For every line in the records that has the word "label", make a copy.

— START SUPPLIED INFORMATION —

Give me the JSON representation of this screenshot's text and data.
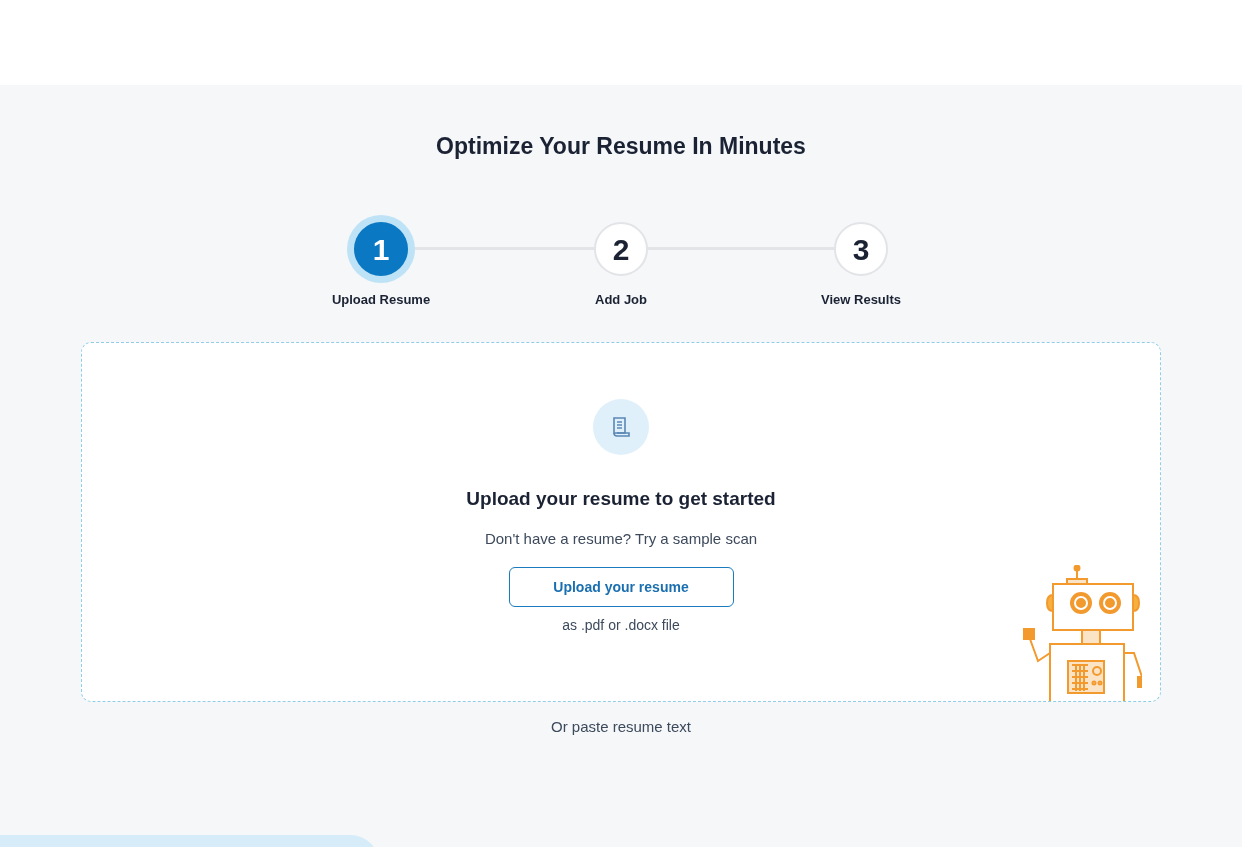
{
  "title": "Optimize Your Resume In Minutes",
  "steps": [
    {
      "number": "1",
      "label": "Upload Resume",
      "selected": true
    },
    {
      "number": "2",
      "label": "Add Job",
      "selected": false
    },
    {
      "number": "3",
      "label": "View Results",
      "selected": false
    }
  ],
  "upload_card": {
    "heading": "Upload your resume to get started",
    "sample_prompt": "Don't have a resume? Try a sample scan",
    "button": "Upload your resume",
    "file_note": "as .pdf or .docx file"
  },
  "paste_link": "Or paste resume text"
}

— END SUPPLIED INFORMATION —

_SOLVED EXERCISE_.
      "label": "Upload Resume",
      "label": "Add Job",
      "label": "View Results",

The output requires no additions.